■ Exercise details ■
Transcribe every line of the records below without changing a single character.

■ Data provided ■
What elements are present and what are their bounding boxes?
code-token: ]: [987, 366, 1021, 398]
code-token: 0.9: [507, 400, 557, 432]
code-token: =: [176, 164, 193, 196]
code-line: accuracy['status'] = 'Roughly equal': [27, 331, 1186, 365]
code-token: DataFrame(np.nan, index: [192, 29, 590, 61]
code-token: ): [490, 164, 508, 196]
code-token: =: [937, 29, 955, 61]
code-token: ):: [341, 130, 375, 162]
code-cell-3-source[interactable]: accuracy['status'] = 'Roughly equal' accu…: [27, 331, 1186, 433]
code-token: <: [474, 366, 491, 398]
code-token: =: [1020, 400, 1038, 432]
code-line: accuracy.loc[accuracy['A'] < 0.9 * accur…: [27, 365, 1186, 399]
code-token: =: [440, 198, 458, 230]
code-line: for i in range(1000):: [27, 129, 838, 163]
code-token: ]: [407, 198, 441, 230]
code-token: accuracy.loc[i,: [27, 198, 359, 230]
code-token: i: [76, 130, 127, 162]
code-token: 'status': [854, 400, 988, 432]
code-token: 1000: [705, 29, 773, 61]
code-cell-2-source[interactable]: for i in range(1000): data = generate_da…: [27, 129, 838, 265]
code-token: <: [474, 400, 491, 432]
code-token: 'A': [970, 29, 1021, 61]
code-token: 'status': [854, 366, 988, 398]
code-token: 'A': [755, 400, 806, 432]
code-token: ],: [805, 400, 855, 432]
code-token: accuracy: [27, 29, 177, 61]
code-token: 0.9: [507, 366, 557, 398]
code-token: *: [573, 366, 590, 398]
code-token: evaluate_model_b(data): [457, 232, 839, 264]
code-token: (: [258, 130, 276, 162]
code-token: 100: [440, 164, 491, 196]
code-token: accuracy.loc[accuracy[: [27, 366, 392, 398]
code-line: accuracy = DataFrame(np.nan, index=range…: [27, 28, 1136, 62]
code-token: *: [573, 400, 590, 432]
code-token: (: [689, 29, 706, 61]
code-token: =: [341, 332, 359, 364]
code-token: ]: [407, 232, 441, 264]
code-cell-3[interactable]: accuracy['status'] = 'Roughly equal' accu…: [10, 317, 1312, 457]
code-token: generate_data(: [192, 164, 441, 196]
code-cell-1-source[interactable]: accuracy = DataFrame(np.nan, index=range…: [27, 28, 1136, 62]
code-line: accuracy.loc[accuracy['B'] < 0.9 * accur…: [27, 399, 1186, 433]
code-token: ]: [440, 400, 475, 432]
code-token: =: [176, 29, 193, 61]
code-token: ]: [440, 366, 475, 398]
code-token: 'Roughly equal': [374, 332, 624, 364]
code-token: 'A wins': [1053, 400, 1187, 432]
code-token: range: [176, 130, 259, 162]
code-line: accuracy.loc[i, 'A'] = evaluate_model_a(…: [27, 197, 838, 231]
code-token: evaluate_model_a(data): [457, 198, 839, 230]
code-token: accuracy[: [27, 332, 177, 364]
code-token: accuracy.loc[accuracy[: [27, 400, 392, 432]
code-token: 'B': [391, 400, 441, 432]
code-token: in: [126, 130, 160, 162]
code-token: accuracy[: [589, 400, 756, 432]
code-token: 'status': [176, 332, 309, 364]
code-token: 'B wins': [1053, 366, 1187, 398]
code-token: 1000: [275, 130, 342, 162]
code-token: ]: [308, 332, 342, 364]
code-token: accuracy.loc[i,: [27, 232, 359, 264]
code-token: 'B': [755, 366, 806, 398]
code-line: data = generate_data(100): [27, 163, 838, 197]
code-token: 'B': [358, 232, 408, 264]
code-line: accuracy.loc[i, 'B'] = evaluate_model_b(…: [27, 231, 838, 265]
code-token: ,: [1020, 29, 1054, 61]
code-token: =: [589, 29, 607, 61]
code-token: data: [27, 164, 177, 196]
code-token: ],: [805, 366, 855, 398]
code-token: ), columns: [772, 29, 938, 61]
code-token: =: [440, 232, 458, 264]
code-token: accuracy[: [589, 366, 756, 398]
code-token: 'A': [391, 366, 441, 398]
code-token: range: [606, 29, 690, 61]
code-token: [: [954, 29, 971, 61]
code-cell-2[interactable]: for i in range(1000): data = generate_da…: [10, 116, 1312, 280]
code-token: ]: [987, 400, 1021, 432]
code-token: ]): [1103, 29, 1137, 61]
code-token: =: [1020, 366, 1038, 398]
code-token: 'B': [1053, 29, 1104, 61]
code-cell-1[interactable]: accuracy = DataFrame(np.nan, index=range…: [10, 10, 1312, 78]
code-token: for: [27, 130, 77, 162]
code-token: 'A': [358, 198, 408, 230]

■ Written answer ■
What elements are present and what are their bounding boxes?
code-token: ]: [987, 366, 1021, 398]
code-token: 0.9: [507, 400, 557, 432]
code-token: =: [176, 164, 193, 196]
code-line: accuracy['status'] = 'Roughly equal': [27, 331, 1186, 365]
code-token: DataFrame(np.nan, index: [192, 29, 590, 61]
code-token: ): [490, 164, 508, 196]
code-token: =: [937, 29, 955, 61]
code-token: ):: [341, 130, 375, 162]
code-cell-3-source[interactable]: accuracy['status'] = 'Roughly equal' accu…: [27, 331, 1186, 433]
code-token: <: [474, 366, 491, 398]
code-token: =: [1020, 400, 1038, 432]
code-line: accuracy.loc[accuracy['A'] < 0.9 * accur…: [27, 365, 1186, 399]
code-token: =: [440, 198, 458, 230]
code-line: for i in range(1000):: [27, 129, 838, 163]
code-token: ]: [407, 198, 441, 230]
code-token: accuracy.loc[i,: [27, 198, 359, 230]
code-token: i: [76, 130, 127, 162]
code-token: 'status': [854, 400, 988, 432]
code-token: 1000: [705, 29, 773, 61]
code-cell-2-source[interactable]: for i in range(1000): data = generate_da…: [27, 129, 838, 265]
code-token: <: [474, 400, 491, 432]
code-token: 'A': [970, 29, 1021, 61]
code-token: 'status': [854, 366, 988, 398]
code-token: 'A': [755, 400, 806, 432]
code-token: ],: [805, 400, 855, 432]
code-token: accuracy: [27, 29, 177, 61]
code-token: 0.9: [507, 366, 557, 398]
code-token: *: [573, 366, 590, 398]
code-token: evaluate_model_b(data): [457, 232, 839, 264]
code-token: (: [258, 130, 276, 162]
code-token: 100: [440, 164, 491, 196]
code-token: accuracy.loc[accuracy[: [27, 366, 392, 398]
code-line: accuracy = DataFrame(np.nan, index=range…: [27, 28, 1136, 62]
code-token: *: [573, 400, 590, 432]
code-token: (: [689, 29, 706, 61]
code-token: =: [341, 332, 359, 364]
code-token: ]: [407, 232, 441, 264]
code-cell-3[interactable]: accuracy['status'] = 'Roughly equal' accu…: [10, 317, 1312, 457]
code-token: generate_data(: [192, 164, 441, 196]
code-cell-1-source[interactable]: accuracy = DataFrame(np.nan, index=range…: [27, 28, 1136, 62]
code-line: accuracy.loc[accuracy['B'] < 0.9 * accur…: [27, 399, 1186, 433]
code-token: ]: [440, 400, 475, 432]
code-token: =: [176, 29, 193, 61]
code-token: ]: [440, 366, 475, 398]
code-token: 'Roughly equal': [374, 332, 624, 364]
code-token: 'A wins': [1053, 400, 1187, 432]
code-token: range: [176, 130, 259, 162]
code-line: accuracy.loc[i, 'A'] = evaluate_model_a(…: [27, 197, 838, 231]
code-token: evaluate_model_a(data): [457, 198, 839, 230]
code-token: accuracy[: [27, 332, 177, 364]
code-token: accuracy.loc[accuracy[: [27, 400, 392, 432]
code-token: 'B': [391, 400, 441, 432]
code-token: in: [126, 130, 160, 162]
code-token: accuracy[: [589, 400, 756, 432]
code-token: 'status': [176, 332, 309, 364]
code-token: 'B wins': [1053, 366, 1187, 398]
code-token: 1000: [275, 130, 342, 162]
code-token: ]: [308, 332, 342, 364]
code-token: accuracy.loc[i,: [27, 232, 359, 264]
code-token: 'B': [755, 366, 806, 398]
code-line: data = generate_data(100): [27, 163, 838, 197]
code-token: 'B': [358, 232, 408, 264]
code-line: accuracy.loc[i, 'B'] = evaluate_model_b(…: [27, 231, 838, 265]
code-token: ,: [1020, 29, 1054, 61]
code-token: =: [589, 29, 607, 61]
code-token: data: [27, 164, 177, 196]
code-token: ],: [805, 366, 855, 398]
code-token: ), columns: [772, 29, 938, 61]
code-token: =: [440, 232, 458, 264]
code-token: accuracy[: [589, 366, 756, 398]
code-token: 'A': [391, 366, 441, 398]
code-token: range: [606, 29, 690, 61]
code-token: [: [954, 29, 971, 61]
code-cell-2[interactable]: for i in range(1000): data = generate_da…: [10, 116, 1312, 280]
code-token: ]: [987, 400, 1021, 432]
code-token: ]): [1103, 29, 1137, 61]
code-token: =: [1020, 366, 1038, 398]
code-token: 'B': [1053, 29, 1104, 61]
code-cell-1[interactable]: accuracy = DataFrame(np.nan, index=range…: [10, 10, 1312, 78]
code-token: for: [27, 130, 77, 162]
code-token: 'A': [358, 198, 408, 230]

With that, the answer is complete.